● **Aim of the exercise**
Reproduce every line in the listing that contains the word "南平市住房和城乡建设局".

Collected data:
========

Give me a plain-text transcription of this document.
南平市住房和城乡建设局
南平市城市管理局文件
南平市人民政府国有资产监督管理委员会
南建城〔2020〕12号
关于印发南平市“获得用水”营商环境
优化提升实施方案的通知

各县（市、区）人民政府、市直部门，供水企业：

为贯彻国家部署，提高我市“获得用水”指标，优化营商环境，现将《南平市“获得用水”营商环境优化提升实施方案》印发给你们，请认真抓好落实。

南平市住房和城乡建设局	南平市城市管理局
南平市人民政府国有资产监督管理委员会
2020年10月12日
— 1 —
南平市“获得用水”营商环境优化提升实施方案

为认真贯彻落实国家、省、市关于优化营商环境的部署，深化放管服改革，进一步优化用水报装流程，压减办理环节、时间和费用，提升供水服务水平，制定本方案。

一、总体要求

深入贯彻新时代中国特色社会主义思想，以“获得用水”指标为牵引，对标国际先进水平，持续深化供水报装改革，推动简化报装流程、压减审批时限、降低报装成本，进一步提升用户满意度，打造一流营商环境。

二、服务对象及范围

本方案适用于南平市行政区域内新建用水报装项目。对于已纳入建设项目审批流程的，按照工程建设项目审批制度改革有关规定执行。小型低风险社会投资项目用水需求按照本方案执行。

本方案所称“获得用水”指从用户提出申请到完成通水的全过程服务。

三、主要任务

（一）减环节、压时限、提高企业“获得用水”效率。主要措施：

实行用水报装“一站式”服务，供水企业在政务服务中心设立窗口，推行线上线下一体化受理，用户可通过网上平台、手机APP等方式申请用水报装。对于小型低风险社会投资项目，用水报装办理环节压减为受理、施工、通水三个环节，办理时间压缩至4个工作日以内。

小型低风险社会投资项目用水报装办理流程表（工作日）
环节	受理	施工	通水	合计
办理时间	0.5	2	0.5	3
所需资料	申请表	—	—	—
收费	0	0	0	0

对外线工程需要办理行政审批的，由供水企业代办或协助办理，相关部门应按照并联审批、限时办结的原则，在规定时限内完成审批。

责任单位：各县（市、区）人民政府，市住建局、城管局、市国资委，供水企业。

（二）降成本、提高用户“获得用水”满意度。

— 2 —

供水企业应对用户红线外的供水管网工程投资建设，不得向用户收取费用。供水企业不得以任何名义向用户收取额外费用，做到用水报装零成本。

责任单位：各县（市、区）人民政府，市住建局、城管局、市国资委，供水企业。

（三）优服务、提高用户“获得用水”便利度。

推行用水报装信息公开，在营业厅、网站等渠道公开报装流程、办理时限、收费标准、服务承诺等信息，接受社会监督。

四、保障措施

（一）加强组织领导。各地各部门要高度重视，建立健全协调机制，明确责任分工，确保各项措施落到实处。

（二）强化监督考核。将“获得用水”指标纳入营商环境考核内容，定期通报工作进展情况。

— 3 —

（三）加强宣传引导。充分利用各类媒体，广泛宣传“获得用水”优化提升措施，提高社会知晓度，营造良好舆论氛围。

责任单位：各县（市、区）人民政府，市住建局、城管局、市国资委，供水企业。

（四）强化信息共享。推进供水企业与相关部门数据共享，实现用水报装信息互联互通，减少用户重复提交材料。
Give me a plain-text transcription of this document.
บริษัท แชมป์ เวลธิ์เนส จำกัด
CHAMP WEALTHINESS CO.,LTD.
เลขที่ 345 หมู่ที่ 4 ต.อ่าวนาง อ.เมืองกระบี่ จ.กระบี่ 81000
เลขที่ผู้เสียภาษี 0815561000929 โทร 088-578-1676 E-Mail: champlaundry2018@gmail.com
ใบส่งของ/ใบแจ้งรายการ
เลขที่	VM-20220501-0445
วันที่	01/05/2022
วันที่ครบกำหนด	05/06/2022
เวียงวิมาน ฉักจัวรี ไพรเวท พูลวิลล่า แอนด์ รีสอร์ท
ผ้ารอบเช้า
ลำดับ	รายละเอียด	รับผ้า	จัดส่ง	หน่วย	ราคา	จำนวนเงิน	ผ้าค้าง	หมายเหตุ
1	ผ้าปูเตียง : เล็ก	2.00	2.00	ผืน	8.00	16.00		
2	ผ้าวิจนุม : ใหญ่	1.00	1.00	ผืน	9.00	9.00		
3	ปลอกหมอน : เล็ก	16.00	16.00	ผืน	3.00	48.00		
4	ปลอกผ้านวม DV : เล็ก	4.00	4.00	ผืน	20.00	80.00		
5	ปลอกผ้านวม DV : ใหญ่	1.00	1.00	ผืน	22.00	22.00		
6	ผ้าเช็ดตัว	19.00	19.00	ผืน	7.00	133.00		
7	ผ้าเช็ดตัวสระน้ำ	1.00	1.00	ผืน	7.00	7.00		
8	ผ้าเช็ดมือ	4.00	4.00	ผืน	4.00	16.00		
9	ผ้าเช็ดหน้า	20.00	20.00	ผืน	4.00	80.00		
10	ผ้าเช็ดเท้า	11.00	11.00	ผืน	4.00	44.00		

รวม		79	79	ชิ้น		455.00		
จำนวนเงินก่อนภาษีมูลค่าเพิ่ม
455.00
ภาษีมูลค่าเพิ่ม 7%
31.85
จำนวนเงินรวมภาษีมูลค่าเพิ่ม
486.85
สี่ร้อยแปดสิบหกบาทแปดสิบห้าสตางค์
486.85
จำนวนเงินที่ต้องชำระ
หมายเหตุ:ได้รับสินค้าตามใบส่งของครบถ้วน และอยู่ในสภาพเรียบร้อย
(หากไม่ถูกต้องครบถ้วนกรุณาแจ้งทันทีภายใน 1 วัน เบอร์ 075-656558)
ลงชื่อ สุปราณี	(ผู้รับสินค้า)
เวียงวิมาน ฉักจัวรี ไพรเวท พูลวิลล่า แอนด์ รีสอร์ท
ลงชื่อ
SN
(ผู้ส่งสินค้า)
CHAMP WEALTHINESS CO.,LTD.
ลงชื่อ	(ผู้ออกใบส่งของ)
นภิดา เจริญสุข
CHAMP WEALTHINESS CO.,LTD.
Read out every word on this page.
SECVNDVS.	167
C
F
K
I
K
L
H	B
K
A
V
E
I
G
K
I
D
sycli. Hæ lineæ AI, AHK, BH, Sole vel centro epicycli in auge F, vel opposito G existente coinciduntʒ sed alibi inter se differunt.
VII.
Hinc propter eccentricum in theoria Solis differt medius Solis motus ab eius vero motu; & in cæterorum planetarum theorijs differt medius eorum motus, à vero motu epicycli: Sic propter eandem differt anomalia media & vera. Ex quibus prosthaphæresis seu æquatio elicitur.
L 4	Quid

========

● **The reply**
南平市住房和城乡建设局
南平市住房和城乡建设局	南平市城市管理局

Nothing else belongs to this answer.